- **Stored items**
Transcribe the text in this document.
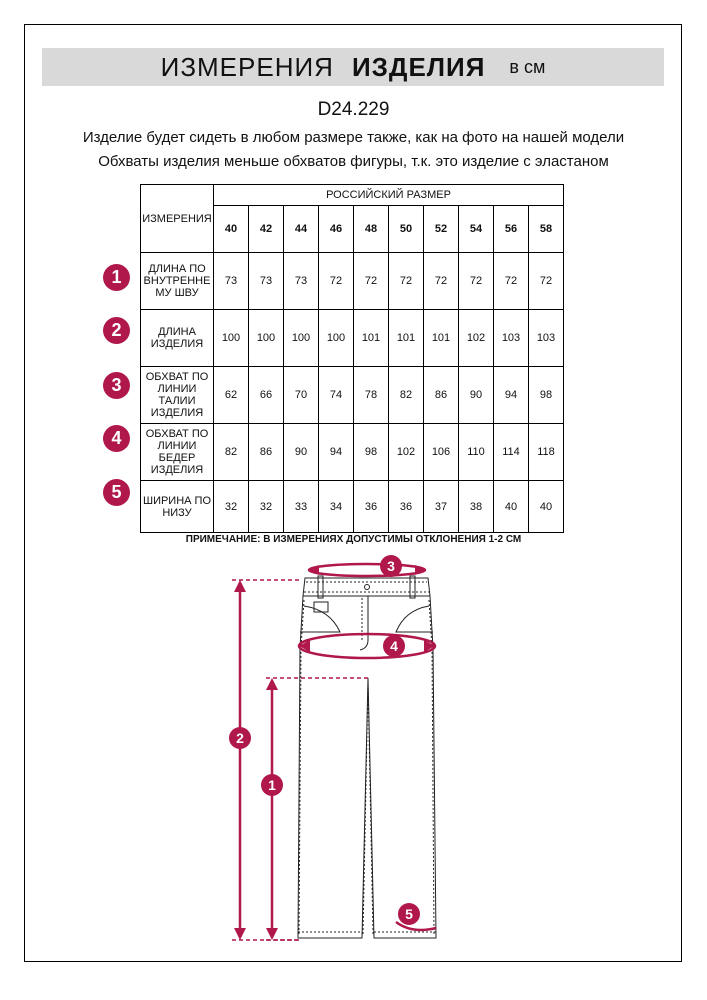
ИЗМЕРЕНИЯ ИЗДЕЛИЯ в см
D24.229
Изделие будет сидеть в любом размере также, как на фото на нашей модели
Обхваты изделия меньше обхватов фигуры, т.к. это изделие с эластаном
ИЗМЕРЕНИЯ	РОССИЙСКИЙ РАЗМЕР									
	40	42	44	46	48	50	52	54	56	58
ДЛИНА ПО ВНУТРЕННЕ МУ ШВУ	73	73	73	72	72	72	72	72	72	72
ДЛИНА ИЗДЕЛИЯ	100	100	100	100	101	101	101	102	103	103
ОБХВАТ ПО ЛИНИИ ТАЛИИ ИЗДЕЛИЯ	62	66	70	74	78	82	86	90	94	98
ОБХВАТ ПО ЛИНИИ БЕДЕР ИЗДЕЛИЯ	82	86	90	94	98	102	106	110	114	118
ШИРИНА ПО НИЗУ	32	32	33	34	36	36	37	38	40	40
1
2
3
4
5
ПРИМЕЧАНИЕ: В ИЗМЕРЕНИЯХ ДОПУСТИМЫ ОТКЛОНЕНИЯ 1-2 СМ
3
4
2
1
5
--
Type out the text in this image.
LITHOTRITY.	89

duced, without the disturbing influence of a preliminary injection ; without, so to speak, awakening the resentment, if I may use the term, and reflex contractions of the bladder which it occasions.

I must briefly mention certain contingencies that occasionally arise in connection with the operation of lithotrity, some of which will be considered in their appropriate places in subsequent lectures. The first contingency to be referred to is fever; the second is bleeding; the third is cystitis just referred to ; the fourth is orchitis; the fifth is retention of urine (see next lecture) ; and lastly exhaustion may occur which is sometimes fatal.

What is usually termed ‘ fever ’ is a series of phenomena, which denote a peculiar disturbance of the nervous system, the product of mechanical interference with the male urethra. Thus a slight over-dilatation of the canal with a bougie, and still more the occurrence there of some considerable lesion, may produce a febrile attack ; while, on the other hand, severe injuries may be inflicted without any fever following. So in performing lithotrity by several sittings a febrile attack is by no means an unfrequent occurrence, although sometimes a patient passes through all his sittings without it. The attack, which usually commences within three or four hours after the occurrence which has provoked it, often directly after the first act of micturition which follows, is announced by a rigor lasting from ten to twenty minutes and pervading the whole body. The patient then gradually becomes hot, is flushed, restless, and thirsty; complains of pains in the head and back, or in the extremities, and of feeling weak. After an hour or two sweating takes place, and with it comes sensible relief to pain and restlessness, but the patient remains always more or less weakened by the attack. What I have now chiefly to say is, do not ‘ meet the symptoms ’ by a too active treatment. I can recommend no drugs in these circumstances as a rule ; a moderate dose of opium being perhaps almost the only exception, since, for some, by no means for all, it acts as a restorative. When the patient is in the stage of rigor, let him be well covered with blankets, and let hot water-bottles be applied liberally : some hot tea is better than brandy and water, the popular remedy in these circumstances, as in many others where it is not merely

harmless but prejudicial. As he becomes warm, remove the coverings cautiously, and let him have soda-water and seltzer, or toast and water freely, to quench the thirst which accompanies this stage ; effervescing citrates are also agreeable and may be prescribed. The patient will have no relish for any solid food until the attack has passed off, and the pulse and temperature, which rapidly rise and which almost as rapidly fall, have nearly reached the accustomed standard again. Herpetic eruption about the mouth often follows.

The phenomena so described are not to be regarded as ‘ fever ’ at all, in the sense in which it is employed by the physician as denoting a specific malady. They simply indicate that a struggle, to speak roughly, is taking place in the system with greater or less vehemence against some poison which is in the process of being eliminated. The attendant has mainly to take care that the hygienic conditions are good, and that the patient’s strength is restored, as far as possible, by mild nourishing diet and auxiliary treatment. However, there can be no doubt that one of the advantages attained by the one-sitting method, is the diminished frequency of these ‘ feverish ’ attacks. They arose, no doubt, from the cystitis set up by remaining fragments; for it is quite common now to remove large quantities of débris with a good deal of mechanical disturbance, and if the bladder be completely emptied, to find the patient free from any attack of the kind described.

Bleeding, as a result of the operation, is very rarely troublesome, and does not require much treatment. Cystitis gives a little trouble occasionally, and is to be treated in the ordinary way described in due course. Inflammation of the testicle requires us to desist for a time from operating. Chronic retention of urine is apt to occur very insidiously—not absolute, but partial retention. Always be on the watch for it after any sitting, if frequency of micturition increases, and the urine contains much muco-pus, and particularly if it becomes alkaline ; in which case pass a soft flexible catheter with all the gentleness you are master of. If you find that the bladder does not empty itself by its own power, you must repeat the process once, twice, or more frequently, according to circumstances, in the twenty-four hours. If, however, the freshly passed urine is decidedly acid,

- **GIVEN INSTRUCTION**
Copy every line in the entries above that has the string "text" in it.

- **REPLY TO THE EXERCISE**
Transcribe the text in this document.
Type out the text in this image.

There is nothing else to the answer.